§ **What is needed**
Work out how many lines in the entries below include the word "camera". Give nothing but the number.

§ **Stored records**
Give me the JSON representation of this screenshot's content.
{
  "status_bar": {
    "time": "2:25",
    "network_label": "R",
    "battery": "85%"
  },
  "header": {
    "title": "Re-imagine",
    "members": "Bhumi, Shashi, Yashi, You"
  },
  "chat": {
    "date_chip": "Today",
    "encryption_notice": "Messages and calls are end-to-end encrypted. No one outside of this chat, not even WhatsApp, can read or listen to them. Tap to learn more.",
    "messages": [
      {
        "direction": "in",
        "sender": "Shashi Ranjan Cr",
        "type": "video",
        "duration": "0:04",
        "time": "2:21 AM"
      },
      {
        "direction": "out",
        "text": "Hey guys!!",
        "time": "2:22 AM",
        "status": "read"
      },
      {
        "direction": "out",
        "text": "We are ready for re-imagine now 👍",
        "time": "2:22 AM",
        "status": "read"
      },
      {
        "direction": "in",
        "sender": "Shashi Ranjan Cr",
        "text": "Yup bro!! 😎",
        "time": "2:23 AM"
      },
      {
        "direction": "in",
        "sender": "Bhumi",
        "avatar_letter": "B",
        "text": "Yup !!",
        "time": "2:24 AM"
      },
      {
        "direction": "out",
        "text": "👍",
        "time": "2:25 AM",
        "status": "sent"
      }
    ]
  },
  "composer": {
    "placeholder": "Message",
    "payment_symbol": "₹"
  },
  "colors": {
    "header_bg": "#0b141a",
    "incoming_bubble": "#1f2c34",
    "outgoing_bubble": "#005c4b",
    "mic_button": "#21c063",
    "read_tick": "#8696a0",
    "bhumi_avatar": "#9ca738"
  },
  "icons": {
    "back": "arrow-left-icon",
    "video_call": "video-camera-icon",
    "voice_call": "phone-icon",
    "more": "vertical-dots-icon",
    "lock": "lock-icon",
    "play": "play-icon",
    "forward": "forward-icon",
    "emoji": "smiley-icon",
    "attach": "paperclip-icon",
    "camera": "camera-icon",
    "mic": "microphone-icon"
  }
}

§ **Answer to the problem**
2